Start

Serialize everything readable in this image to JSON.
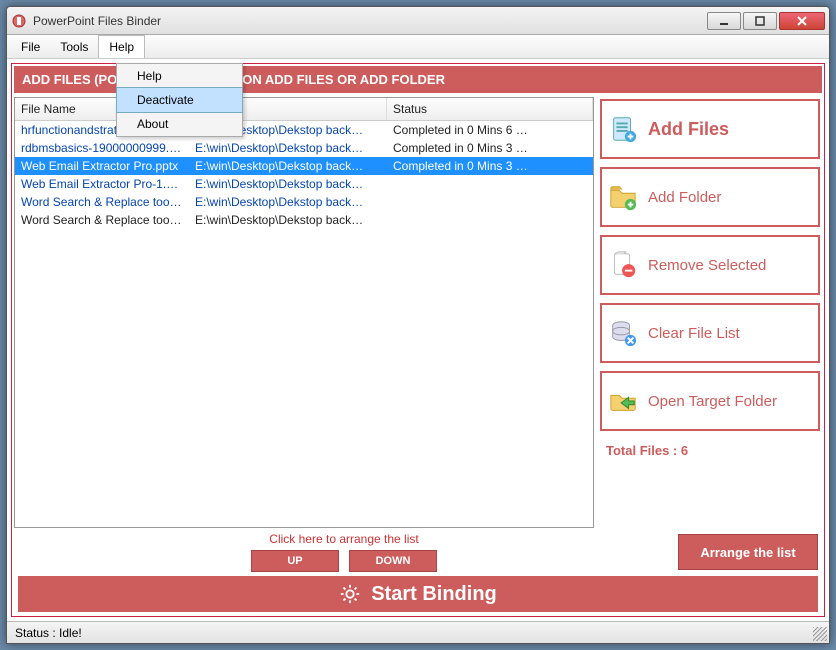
{
  "window": {
    "title": "PowerPoint Files Binder"
  },
  "menubar": {
    "file": "File",
    "tools": "Tools",
    "help": "Help"
  },
  "helpMenu": {
    "help": "Help",
    "deactivate": "Deactivate",
    "about": "About"
  },
  "banner": "ADD FILES (POWERPOINT), CLICK ON ADD FILES OR ADD FOLDER",
  "columns": {
    "c1": "File Name",
    "c2": "",
    "c3": "Status"
  },
  "rows": [
    {
      "name": "hrfunctionandstrategyppt.ppt",
      "path": "E:\\win\\Desktop\\Dekstop back…",
      "status": "Completed in 0 Mins 6 …",
      "selected": false,
      "link": true
    },
    {
      "name": "rdbmsbasics-19000000999.…",
      "path": "E:\\win\\Desktop\\Dekstop back…",
      "status": "Completed in 0 Mins 3 …",
      "selected": false,
      "link": true
    },
    {
      "name": "Web Email Extractor Pro.pptx",
      "path": "E:\\win\\Desktop\\Dekstop back…",
      "status": "Completed in 0 Mins 3 …",
      "selected": true,
      "link": true
    },
    {
      "name": "Web Email Extractor Pro-1.…",
      "path": "E:\\win\\Desktop\\Dekstop back…",
      "status": "",
      "selected": false,
      "link": true
    },
    {
      "name": "Word Search & Replace too…",
      "path": "E:\\win\\Desktop\\Dekstop back…",
      "status": "",
      "selected": false,
      "link": true
    },
    {
      "name": "Word Search & Replace too…",
      "path": "E:\\win\\Desktop\\Dekstop back…",
      "status": "",
      "selected": false,
      "link": false
    }
  ],
  "side": {
    "addFiles": "Add Files",
    "addFolder": "Add Folder",
    "removeSelected": "Remove Selected",
    "clearList": "Clear File List",
    "openTarget": "Open Target Folder",
    "total": "Total Files : 6"
  },
  "arrange": {
    "hint": "Click here to arrange the list",
    "up": "UP",
    "down": "DOWN",
    "btn": "Arrange the list"
  },
  "start": "Start Binding",
  "status": "Status  :  Idle!"
}
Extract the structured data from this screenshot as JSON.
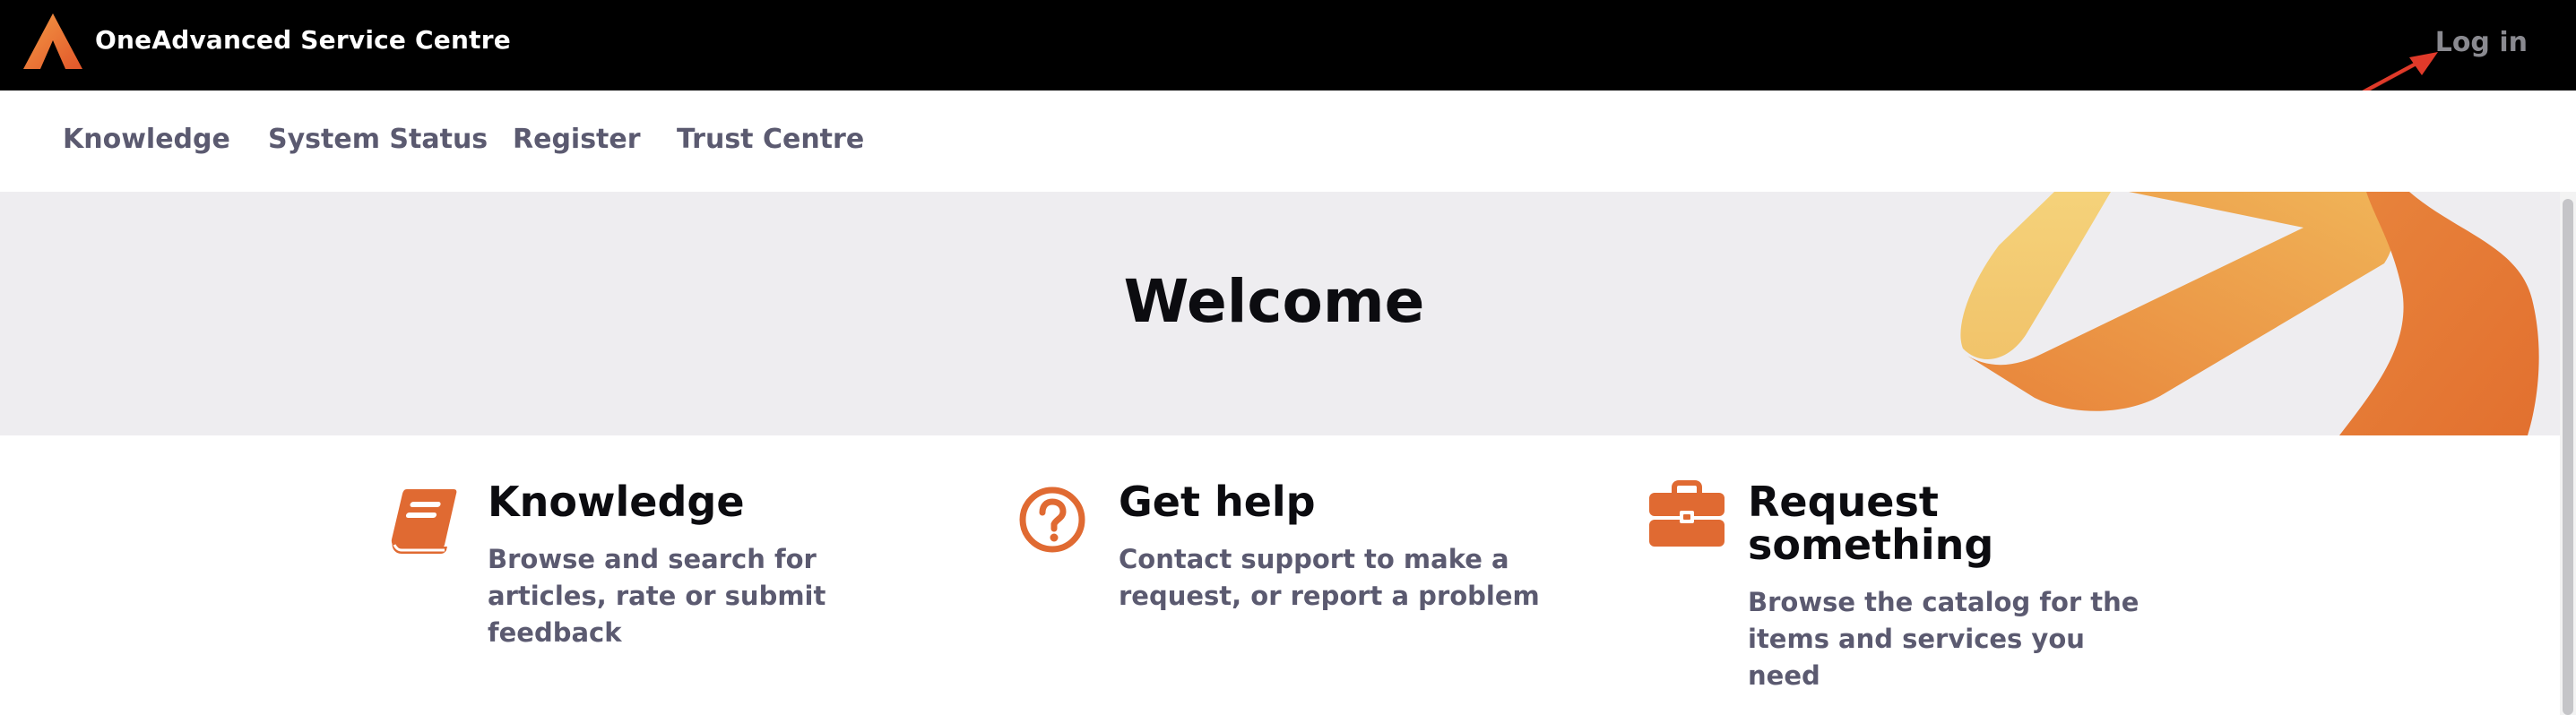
{
  "header": {
    "brand": "OneAdvanced Service Centre",
    "login_label": "Log in"
  },
  "nav": {
    "items": [
      {
        "label": "Knowledge"
      },
      {
        "label": "System Status"
      },
      {
        "label": "Register"
      },
      {
        "label": "Trust Centre"
      }
    ]
  },
  "hero": {
    "title": "Welcome"
  },
  "cards": [
    {
      "icon": "book-icon",
      "title": "Knowledge",
      "description": "Browse and search for articles, rate or submit feedback"
    },
    {
      "icon": "question-circle-icon",
      "title": "Get help",
      "description": "Contact support to make a request, or report a problem"
    },
    {
      "icon": "briefcase-icon",
      "title": "Request something",
      "description": "Browse the catalog for the items and services you need"
    }
  ],
  "colors": {
    "accent": "#e06a32",
    "header_bg": "#000000",
    "hero_bg": "#eeedf0",
    "nav_text": "#5b5a70",
    "annotation_arrow": "#e03a2a"
  }
}
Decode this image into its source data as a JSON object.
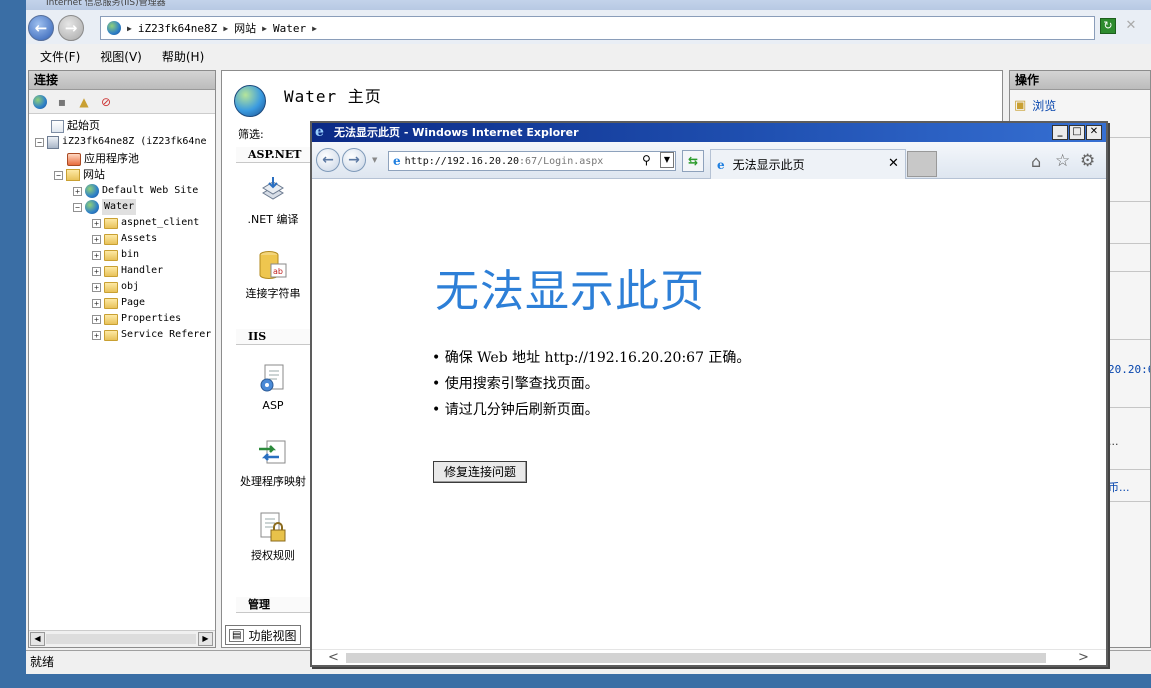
{
  "iis": {
    "title": "Internet 信息服务(IIS)管理器",
    "breadcrumb": [
      "iZ23fk64ne8Z",
      "网站",
      "Water"
    ],
    "menu": [
      "文件(F)",
      "视图(V)",
      "帮助(H)"
    ],
    "connections_header": "连接",
    "tree": {
      "start_page": "起始页",
      "server": "iZ23fk64ne8Z (iZ23fk64ne",
      "app_pools": "应用程序池",
      "sites": "网站",
      "default_site": "Default Web Site",
      "water": "Water",
      "folders": [
        "aspnet_client",
        "Assets",
        "bin",
        "Handler",
        "obj",
        "Page",
        "Properties",
        "Service Referer"
      ]
    },
    "center_title": "Water 主页",
    "filter_label": "筛选:",
    "groups": {
      "aspnet": "ASP.NET",
      "iis": "IIS",
      "manage": "管理"
    },
    "features": {
      "net_compile": ".NET 编译",
      "conn_strings": "连接字符串",
      "asp": "ASP",
      "handler_mappings": "处理程序映射",
      "authz_rules": "授权规则"
    },
    "features_view_tab": "功能视图",
    "actions_header": "操作",
    "actions": {
      "browse": "浏览",
      "frag_ip": "20.20:6",
      "frag_dots": "...",
      "frag_cut": "币..."
    },
    "status": "就绪"
  },
  "ie": {
    "title": "无法显示此页 - Windows Internet Explorer",
    "url_host": "http://192.16.20.20",
    "url_path": ":67/Login.aspx",
    "tab_title": "无法显示此页",
    "heading": "无法显示此页",
    "bullets": [
      "• 确保 Web 地址 http://192.16.20.20:67 正确。",
      "• 使用搜索引擎查找页面。",
      "• 请过几分钟后刷新页面。"
    ],
    "fix_button": "修复连接问题"
  }
}
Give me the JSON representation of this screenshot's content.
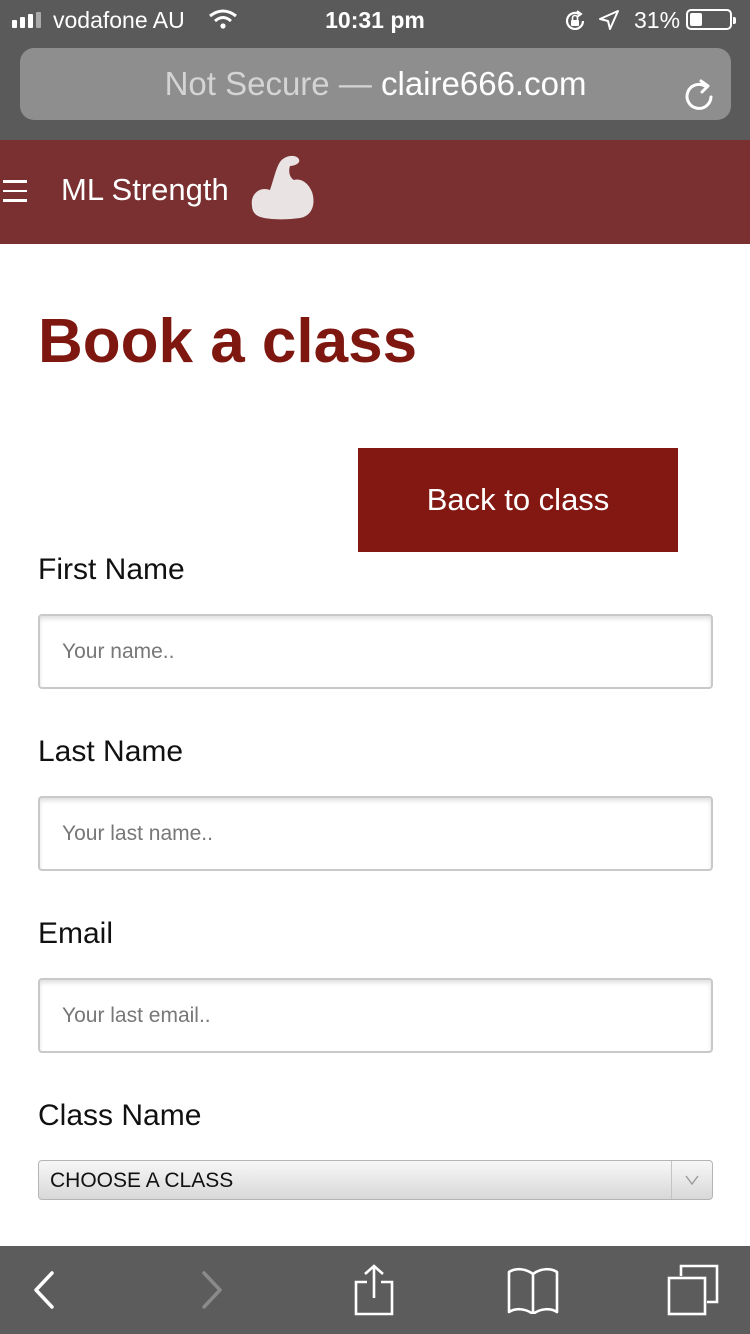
{
  "status_bar": {
    "carrier": "vodafone AU",
    "time": "10:31 pm",
    "battery_percent": "31%",
    "battery_level": 0.31
  },
  "browser": {
    "insecure_label": "Not Secure",
    "separator": " — ",
    "domain": "claire666.com"
  },
  "nav": {
    "brand": "ML Strength"
  },
  "page": {
    "title": "Book a class",
    "back_button": "Back to class"
  },
  "form": {
    "first_name": {
      "label": "First Name",
      "placeholder": "Your name..",
      "value": ""
    },
    "last_name": {
      "label": "Last Name",
      "placeholder": "Your last name..",
      "value": ""
    },
    "email": {
      "label": "Email",
      "placeholder": "Your last email..",
      "value": ""
    },
    "class_name": {
      "label": "Class Name",
      "selected": "CHOOSE A CLASS"
    }
  },
  "colors": {
    "brand_nav": "#7a3030",
    "accent": "#821811",
    "title": "#7e1710"
  },
  "icons": {
    "nav": [
      "hamburger-icon",
      "flexed-arm-icon"
    ],
    "toolbar": [
      "back-icon",
      "forward-icon",
      "share-icon",
      "bookmarks-icon",
      "tabs-icon"
    ]
  }
}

End

Aim: Only a number is needed: how many lines of the material above contain "Your"?

Exercise answer: 3